PROBLEM: Check every line below for the word "name" and copy each one that has it.

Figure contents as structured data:

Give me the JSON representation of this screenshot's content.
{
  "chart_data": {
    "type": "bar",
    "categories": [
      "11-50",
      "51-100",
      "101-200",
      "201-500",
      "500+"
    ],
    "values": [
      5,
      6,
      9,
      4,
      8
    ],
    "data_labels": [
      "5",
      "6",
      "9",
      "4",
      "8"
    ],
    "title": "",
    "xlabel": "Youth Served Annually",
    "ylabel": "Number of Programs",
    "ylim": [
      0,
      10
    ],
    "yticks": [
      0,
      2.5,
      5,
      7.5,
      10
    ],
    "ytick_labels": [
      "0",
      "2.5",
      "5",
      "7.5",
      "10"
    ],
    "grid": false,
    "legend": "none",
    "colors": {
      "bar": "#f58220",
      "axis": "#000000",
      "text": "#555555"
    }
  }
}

--

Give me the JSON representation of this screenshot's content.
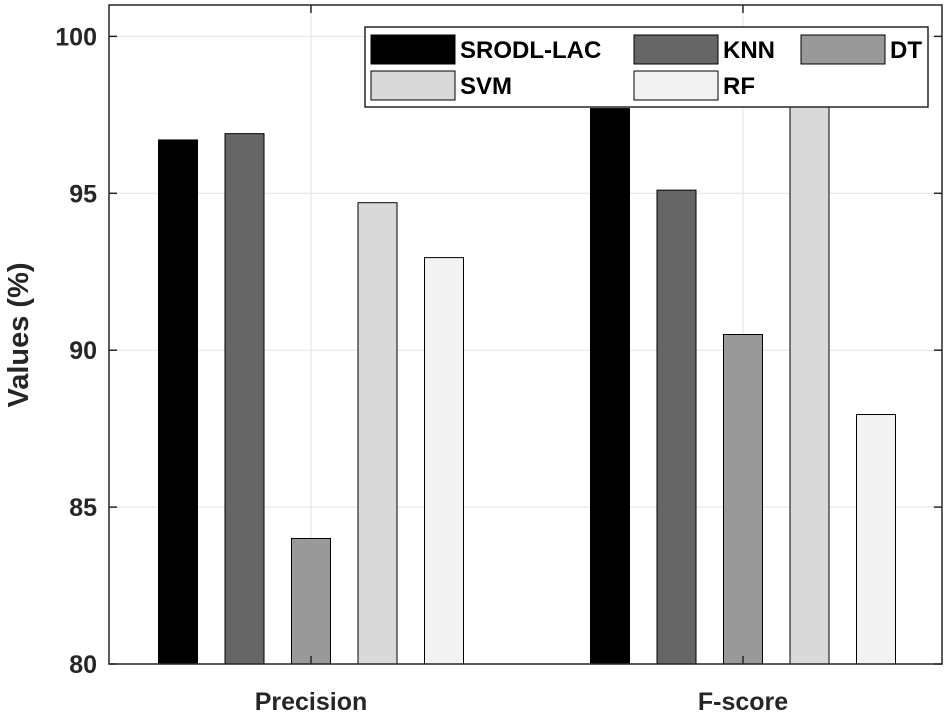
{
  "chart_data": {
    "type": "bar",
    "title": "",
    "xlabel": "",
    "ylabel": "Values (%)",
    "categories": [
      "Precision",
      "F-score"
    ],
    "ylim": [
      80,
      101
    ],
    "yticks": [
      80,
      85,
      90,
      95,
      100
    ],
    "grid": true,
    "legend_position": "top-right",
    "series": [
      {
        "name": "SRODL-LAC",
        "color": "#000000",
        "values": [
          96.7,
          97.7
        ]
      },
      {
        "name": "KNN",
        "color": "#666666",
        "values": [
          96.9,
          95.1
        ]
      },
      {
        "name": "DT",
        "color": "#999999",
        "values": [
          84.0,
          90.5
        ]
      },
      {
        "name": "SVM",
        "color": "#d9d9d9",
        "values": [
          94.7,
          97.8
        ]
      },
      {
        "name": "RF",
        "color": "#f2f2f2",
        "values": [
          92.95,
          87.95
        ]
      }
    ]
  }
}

THE RESULT:
        "name": "SRODL-LAC",
        "name": "KNN",
        "name": "DT",
        "name": "SVM",
        "name": "RF",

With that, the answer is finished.